▶ **EXERCISE GOAL**: Look for the string "Level" in the lines and copy each line that has it.

Extracts from a graphics dataset:
☆ ☆ ☆ ☆ ☆

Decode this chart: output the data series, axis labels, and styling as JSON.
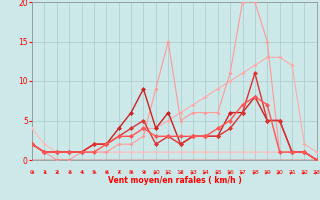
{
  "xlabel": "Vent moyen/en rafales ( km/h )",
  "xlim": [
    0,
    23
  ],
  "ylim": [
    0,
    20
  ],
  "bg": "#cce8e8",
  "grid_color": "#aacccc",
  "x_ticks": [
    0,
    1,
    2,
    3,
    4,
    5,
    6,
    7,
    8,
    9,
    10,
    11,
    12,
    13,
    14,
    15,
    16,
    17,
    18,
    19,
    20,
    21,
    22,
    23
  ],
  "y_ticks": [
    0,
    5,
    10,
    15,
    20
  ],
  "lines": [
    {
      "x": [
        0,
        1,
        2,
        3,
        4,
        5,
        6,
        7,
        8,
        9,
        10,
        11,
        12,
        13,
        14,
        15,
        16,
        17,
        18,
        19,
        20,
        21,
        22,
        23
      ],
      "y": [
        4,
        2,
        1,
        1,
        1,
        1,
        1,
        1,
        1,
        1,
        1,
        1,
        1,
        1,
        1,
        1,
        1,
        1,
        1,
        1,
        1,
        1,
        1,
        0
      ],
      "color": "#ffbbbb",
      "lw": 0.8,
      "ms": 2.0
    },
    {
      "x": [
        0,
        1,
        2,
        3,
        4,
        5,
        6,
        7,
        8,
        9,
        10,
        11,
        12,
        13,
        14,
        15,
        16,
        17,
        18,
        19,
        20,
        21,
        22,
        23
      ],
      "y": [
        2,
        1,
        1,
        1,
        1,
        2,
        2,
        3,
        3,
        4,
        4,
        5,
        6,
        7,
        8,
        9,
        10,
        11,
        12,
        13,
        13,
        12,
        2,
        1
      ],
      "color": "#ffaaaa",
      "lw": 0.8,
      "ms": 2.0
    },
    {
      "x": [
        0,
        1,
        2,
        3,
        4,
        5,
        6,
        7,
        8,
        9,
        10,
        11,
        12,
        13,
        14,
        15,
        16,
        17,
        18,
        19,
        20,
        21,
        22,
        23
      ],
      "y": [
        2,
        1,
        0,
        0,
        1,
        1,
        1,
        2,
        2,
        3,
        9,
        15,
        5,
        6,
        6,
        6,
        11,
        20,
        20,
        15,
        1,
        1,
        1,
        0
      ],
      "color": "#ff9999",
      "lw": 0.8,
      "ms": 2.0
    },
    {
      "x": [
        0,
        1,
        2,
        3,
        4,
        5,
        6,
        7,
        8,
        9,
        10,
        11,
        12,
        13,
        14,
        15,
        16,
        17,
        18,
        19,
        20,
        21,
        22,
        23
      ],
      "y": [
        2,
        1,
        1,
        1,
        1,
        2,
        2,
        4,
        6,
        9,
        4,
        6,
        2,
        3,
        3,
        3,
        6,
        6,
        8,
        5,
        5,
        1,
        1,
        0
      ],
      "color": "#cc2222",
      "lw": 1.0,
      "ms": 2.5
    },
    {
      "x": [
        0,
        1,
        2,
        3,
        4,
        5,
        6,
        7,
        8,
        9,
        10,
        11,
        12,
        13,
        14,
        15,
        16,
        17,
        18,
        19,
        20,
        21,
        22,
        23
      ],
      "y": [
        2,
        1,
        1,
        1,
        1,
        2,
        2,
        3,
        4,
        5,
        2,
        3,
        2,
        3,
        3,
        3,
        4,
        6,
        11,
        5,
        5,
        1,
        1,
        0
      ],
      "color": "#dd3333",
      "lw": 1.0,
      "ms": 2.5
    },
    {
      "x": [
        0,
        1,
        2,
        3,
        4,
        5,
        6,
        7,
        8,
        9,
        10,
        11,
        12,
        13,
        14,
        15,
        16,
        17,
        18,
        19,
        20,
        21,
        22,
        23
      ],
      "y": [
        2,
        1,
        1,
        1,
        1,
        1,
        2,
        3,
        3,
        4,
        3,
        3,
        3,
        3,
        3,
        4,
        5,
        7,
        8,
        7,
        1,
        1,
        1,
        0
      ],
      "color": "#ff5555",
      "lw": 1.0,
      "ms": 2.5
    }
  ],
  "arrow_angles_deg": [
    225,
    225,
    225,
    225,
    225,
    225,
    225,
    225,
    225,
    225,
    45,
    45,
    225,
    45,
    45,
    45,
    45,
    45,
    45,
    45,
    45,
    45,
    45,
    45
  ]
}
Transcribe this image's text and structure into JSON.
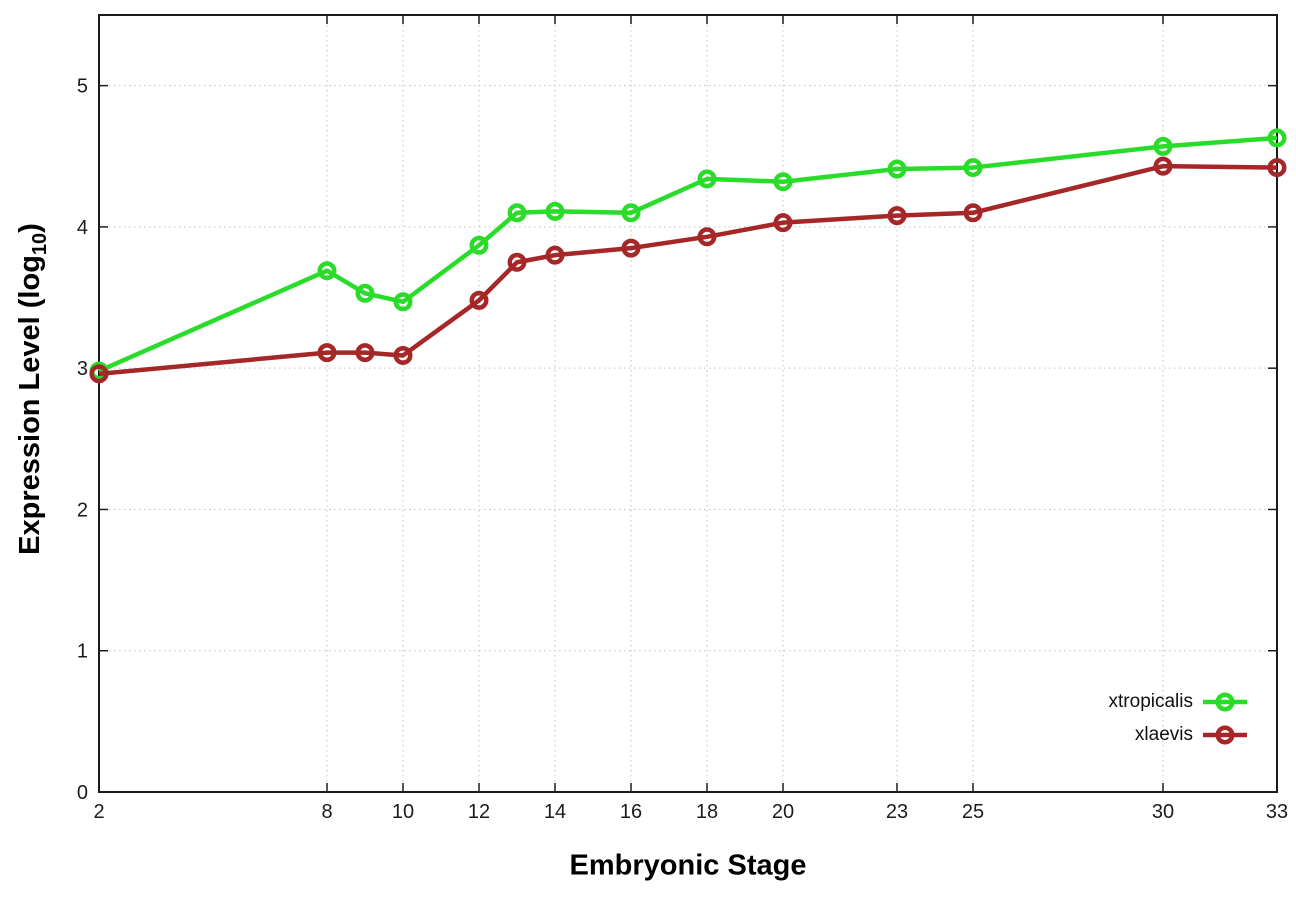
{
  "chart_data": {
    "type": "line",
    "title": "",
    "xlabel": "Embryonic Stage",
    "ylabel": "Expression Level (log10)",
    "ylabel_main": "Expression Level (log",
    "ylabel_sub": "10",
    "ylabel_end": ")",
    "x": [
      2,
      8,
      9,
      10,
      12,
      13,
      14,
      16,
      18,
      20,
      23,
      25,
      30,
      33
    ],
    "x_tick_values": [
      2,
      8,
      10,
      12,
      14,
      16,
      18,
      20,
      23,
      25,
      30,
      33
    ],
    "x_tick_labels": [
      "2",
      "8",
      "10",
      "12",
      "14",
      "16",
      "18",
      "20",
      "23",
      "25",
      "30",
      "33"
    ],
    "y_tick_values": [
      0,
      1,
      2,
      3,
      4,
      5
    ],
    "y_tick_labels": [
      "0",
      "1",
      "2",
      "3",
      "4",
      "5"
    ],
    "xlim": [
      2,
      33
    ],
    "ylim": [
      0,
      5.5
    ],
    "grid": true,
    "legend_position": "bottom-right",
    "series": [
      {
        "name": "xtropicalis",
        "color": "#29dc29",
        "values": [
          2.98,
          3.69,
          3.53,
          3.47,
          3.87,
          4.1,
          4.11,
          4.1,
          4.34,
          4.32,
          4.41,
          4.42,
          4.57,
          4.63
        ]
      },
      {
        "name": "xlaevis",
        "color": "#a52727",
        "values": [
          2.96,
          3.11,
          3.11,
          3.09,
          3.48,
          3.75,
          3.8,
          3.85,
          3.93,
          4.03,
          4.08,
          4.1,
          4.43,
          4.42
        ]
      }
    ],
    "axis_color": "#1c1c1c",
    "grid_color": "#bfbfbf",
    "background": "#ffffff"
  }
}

☆ ☆ ☆ ☆ ☆

▶ **ANSWER TO THE TASK**:
    "ylabel": "Expression Level (log10)",
    "ylabel_main": "Expression Level (log",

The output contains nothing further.